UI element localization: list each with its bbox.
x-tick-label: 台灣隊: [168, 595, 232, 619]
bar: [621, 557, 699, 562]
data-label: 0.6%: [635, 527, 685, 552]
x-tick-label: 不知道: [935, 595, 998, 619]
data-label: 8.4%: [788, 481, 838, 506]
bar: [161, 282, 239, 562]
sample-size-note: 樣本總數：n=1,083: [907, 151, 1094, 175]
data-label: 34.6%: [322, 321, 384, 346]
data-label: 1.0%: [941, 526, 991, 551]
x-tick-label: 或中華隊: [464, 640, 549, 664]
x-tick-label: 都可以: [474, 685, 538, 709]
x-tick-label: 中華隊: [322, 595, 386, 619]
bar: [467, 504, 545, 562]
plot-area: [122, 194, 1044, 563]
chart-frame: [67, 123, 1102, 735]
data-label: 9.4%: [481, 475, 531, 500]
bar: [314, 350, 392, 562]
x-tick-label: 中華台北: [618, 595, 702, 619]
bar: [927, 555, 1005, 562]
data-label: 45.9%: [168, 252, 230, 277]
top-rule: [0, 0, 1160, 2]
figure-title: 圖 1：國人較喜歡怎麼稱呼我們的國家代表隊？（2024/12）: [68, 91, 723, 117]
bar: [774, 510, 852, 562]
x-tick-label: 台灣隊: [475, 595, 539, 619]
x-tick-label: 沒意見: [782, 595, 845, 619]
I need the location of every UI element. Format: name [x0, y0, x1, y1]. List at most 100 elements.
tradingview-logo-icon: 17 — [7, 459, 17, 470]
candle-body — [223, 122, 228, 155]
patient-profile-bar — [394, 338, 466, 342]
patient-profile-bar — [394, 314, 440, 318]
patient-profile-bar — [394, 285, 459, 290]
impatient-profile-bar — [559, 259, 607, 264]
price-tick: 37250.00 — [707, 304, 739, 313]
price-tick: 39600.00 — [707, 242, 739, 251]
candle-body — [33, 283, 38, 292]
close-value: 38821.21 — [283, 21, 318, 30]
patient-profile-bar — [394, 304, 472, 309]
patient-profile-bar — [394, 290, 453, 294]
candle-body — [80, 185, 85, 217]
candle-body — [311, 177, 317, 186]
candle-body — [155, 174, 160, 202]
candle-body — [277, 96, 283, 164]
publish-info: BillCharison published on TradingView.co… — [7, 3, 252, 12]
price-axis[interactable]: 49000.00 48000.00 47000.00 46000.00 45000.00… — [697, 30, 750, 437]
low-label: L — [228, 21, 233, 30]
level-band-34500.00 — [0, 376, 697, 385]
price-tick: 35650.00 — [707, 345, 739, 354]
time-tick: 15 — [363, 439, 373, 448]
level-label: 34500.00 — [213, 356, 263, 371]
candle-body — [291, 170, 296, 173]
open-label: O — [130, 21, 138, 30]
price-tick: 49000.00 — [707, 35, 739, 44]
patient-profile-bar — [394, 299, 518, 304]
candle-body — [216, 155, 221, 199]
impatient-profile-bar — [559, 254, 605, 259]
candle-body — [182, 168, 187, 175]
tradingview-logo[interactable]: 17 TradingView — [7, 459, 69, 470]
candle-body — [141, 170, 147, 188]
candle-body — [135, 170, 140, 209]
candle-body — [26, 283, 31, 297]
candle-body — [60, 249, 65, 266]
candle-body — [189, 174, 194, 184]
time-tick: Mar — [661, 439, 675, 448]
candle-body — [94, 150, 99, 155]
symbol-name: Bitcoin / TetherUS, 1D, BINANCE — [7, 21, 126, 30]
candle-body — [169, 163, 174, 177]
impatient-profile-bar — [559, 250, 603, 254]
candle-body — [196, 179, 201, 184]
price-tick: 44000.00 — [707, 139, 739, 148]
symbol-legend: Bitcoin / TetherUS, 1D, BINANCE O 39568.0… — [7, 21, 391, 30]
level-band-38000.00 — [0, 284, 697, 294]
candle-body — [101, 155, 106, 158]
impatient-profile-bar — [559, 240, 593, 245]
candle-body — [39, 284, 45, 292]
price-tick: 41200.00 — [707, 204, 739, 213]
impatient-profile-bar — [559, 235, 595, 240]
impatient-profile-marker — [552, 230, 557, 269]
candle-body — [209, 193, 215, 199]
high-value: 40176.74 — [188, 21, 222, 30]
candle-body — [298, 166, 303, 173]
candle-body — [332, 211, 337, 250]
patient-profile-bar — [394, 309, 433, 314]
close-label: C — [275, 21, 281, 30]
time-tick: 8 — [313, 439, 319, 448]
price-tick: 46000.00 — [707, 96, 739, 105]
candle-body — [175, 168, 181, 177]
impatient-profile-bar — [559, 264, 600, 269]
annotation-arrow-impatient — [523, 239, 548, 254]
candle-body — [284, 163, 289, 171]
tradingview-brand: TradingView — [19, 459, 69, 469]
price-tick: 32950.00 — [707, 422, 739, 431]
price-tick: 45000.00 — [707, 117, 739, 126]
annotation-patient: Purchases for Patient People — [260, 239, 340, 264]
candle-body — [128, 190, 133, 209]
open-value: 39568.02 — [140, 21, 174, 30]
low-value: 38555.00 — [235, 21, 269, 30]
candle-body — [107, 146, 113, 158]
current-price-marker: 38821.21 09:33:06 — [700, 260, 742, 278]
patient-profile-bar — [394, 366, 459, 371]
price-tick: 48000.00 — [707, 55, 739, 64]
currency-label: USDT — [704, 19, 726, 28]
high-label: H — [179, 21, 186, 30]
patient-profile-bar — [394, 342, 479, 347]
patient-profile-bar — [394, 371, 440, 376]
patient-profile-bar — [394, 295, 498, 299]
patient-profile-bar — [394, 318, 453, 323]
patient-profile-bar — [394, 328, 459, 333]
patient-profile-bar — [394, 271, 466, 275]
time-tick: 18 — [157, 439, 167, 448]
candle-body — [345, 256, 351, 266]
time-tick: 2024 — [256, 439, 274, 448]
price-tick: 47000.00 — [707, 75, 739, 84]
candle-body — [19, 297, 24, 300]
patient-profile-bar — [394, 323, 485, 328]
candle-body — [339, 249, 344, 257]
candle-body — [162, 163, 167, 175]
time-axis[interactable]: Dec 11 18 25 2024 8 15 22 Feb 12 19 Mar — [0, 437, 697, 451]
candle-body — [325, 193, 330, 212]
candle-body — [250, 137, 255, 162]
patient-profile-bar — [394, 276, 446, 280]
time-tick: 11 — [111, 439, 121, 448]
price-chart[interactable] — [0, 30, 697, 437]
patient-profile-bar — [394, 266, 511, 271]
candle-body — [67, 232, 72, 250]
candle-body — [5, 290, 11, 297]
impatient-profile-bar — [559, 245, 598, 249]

......

### Problem description:
How many lines in the listing above contain the string "TetherUS", counting only case-exact matches? Reply with the number alone.

### Finished exercise:
2